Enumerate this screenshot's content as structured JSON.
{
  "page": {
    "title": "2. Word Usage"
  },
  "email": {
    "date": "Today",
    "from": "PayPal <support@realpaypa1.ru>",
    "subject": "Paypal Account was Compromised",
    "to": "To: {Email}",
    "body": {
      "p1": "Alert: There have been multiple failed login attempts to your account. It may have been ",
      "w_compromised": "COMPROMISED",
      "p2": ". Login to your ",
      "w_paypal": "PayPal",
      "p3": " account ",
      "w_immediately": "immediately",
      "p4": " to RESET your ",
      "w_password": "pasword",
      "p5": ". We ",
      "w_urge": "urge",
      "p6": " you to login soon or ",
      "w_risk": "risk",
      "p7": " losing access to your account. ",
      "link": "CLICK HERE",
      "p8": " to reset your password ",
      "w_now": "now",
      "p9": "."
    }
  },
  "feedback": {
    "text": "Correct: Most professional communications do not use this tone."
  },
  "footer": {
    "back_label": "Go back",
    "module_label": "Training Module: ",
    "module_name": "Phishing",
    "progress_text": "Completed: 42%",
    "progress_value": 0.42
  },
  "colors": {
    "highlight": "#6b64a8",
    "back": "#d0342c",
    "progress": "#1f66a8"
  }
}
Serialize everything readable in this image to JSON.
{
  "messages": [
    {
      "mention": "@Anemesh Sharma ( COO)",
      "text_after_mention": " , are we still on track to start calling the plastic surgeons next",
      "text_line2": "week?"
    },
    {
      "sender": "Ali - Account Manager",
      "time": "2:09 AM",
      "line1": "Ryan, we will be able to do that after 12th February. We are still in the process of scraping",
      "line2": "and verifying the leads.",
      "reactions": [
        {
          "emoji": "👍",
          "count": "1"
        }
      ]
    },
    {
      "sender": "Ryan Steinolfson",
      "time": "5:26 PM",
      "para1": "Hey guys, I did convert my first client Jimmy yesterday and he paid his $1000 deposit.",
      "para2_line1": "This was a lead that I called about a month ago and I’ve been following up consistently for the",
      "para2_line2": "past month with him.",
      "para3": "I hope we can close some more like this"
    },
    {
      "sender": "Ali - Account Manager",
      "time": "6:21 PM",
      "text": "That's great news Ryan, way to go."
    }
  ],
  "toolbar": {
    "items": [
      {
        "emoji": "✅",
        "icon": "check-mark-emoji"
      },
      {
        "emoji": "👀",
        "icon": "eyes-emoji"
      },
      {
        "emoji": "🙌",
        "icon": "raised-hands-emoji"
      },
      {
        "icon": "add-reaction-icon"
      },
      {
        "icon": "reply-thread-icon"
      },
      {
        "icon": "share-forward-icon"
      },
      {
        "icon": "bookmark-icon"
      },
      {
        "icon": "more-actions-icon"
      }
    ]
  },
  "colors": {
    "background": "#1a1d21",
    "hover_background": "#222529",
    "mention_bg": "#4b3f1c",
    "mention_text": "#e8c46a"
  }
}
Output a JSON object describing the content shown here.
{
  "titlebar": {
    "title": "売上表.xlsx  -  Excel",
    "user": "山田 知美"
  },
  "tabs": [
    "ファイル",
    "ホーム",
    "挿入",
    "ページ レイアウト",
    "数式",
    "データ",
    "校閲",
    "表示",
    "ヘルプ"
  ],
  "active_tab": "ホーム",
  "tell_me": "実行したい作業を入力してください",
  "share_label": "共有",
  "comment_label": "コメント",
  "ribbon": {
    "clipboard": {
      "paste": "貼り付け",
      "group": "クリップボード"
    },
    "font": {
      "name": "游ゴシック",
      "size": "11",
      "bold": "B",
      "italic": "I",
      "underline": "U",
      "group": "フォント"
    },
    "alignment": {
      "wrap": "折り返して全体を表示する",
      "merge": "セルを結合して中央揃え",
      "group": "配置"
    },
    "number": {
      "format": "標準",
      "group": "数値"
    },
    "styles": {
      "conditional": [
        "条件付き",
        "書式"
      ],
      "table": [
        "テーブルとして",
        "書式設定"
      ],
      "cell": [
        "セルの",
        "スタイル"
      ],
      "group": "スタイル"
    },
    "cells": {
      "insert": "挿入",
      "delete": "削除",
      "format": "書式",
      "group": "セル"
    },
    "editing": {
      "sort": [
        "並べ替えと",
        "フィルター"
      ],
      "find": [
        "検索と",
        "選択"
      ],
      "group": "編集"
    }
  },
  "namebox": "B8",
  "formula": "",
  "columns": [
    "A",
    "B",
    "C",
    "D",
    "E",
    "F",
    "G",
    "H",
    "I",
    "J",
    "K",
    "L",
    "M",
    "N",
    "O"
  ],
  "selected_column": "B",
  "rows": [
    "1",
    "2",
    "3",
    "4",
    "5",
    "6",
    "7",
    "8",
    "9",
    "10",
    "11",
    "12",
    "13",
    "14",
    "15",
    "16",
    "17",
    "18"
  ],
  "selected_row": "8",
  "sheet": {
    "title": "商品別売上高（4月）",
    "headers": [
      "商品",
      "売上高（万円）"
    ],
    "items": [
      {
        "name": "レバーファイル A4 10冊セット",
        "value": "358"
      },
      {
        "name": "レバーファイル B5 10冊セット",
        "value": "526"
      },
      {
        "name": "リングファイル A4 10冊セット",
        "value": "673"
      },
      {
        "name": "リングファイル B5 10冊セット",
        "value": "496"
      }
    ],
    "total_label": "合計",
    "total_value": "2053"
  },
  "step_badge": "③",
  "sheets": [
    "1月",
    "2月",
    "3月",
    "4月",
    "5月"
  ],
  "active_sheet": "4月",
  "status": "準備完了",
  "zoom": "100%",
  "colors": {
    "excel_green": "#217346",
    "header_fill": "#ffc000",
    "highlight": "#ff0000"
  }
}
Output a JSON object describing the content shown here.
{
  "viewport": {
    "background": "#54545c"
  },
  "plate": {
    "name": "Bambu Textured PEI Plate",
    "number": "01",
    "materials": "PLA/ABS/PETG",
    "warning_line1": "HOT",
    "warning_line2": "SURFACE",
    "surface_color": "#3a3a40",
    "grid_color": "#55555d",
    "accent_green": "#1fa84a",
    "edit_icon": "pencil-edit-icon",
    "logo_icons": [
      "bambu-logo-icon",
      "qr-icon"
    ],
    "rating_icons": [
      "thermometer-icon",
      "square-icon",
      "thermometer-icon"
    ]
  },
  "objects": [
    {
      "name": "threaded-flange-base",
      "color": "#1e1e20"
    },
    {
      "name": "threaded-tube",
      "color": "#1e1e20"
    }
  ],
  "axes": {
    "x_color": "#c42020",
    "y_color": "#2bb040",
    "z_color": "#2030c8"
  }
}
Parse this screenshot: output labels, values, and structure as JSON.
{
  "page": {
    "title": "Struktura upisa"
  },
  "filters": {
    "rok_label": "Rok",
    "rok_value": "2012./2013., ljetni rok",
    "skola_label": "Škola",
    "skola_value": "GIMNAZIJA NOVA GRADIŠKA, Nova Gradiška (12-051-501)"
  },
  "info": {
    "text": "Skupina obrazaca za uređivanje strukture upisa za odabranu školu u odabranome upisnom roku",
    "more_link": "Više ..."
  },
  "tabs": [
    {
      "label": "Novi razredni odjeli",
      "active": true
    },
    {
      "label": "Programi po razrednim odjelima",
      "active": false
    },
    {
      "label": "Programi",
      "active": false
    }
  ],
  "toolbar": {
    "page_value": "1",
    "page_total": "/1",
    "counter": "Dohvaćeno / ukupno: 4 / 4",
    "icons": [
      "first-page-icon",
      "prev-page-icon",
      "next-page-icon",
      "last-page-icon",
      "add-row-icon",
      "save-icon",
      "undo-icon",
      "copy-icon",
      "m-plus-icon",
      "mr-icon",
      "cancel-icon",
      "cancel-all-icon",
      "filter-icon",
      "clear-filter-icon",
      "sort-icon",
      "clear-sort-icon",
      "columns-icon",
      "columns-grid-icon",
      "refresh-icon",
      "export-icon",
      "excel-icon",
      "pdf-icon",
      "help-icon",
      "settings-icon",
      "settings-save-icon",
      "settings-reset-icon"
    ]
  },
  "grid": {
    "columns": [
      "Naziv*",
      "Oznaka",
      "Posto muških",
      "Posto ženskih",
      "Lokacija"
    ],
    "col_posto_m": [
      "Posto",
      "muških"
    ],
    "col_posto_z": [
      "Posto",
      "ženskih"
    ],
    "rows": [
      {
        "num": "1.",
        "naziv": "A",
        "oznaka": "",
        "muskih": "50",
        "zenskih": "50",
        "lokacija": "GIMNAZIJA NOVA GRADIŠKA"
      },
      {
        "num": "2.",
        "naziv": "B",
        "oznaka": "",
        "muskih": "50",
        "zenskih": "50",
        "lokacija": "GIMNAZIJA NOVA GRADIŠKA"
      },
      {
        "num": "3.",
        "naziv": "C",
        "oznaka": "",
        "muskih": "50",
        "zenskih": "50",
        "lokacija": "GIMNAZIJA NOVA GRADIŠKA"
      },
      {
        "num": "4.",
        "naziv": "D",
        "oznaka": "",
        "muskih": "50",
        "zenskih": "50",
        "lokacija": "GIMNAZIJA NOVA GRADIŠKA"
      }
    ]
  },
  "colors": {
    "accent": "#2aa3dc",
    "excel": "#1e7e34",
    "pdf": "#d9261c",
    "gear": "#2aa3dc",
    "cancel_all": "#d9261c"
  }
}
# # # #
Every line of the records that includes the word "レバーファイル" should be gathered.

# Expected answer
        "name": "レバーファイル A4 10冊セット",
        "name": "レバーファイル B5 10冊セット",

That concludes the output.